[Structured figure records]
========================

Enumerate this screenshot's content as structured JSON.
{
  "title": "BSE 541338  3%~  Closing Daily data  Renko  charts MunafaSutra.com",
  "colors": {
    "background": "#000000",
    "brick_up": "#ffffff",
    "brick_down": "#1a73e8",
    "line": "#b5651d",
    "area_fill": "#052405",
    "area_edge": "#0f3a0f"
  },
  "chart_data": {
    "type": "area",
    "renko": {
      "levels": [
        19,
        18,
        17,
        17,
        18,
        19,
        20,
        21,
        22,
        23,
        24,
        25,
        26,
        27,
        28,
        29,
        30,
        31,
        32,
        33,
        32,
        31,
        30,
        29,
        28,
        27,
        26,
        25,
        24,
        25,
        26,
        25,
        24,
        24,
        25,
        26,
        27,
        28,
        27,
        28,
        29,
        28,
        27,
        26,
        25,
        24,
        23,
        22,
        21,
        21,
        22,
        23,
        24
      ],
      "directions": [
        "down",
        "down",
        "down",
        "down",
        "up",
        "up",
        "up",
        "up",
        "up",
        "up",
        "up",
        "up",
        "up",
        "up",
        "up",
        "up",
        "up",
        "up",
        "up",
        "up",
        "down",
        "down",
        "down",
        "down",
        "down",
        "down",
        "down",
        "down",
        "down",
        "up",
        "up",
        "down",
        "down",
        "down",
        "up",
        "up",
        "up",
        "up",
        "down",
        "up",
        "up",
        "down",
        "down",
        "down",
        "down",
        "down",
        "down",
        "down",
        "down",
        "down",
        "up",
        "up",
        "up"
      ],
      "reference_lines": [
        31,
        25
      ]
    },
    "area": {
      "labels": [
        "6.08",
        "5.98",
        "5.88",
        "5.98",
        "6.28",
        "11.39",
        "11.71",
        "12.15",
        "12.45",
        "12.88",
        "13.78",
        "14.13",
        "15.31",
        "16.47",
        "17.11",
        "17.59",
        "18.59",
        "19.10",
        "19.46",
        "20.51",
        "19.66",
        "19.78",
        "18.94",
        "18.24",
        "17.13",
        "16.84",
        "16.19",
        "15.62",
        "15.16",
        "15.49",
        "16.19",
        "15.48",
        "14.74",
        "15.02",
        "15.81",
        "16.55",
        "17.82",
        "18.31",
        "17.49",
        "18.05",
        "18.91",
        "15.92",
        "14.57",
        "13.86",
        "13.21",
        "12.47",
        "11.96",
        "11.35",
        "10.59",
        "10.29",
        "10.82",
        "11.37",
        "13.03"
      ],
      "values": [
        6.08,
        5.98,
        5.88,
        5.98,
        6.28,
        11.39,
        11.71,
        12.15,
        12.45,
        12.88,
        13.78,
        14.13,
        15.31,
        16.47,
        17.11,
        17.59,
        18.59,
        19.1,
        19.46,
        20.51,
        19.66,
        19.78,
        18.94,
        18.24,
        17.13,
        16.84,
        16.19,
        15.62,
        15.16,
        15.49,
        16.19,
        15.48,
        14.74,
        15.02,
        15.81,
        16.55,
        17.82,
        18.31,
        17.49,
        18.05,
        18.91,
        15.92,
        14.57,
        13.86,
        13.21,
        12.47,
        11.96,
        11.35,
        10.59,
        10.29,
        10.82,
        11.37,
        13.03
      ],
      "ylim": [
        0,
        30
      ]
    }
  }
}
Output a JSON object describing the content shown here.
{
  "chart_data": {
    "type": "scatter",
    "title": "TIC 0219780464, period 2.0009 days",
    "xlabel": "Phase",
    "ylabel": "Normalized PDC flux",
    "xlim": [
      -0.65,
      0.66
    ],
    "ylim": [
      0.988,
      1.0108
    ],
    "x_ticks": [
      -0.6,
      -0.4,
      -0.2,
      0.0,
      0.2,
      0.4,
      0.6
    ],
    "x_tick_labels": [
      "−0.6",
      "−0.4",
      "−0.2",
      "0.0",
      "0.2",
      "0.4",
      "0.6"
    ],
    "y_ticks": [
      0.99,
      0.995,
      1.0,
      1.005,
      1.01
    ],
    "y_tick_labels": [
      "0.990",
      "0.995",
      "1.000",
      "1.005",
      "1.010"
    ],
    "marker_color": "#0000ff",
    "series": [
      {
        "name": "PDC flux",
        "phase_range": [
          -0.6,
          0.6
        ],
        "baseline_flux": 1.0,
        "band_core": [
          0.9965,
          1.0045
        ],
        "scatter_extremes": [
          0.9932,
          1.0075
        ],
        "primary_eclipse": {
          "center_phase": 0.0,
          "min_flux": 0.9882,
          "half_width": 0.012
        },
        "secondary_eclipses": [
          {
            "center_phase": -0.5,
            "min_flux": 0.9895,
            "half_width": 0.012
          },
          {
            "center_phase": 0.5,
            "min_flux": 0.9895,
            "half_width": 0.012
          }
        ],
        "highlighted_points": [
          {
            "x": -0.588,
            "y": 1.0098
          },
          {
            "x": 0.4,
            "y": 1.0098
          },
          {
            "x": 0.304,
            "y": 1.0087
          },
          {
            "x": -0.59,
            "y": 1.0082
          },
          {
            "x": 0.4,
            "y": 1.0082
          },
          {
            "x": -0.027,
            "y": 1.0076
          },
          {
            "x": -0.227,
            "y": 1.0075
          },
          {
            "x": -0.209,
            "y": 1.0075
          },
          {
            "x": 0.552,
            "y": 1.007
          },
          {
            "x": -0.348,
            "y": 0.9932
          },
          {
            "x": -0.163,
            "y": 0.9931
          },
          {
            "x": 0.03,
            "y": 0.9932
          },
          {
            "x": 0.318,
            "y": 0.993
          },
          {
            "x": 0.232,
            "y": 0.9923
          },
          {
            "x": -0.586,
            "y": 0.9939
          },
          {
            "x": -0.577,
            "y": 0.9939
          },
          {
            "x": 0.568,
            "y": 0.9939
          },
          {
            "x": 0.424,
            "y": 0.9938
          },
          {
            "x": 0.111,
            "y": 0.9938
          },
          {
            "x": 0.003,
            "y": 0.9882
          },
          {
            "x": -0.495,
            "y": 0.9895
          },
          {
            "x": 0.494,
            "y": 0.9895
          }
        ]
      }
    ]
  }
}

========================

TASK DESCRIPTION = Among the lines of the material above, how many include the string "content"? Report only that number.

FULL RESPONSE = 2